Copy all of the material below exactly.

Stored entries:
>> Start

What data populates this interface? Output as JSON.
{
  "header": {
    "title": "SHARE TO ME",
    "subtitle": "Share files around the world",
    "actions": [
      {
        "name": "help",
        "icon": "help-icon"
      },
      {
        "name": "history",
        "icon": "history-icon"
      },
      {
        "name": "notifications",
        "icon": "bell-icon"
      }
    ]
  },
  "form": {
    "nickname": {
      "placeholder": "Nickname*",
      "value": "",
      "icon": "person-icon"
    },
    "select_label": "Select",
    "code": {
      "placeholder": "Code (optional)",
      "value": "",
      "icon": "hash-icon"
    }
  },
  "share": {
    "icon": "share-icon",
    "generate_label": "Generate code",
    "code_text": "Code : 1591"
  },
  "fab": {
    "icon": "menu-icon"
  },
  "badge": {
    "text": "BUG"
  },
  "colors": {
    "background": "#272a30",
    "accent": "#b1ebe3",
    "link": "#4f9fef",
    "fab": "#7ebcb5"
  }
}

>> End

» Finished answer:
What data populates this interface? Output as JSON.
{
  "header": {
    "title": "SHARE TO ME",
    "subtitle": "Share files around the world",
    "actions": [
      {
        "name": "help",
        "icon": "help-icon"
      },
      {
        "name": "history",
        "icon": "history-icon"
      },
      {
        "name": "notifications",
        "icon": "bell-icon"
      }
    ]
  },
  "form": {
    "nickname": {
      "placeholder": "Nickname*",
      "value": "",
      "icon": "person-icon"
    },
    "select_label": "Select",
    "code": {
      "placeholder": "Code (optional)",
      "value": "",
      "icon": "hash-icon"
    }
  },
  "share": {
    "icon": "share-icon",
    "generate_label": "Generate code",
    "code_text": "Code : 1591"
  },
  "fab": {
    "icon": "menu-icon"
  },
  "badge": {
    "text": "BUG"
  },
  "colors": {
    "background": "#272a30",
    "accent": "#b1ebe3",
    "link": "#4f9fef",
    "fab": "#7ebcb5"
  }
}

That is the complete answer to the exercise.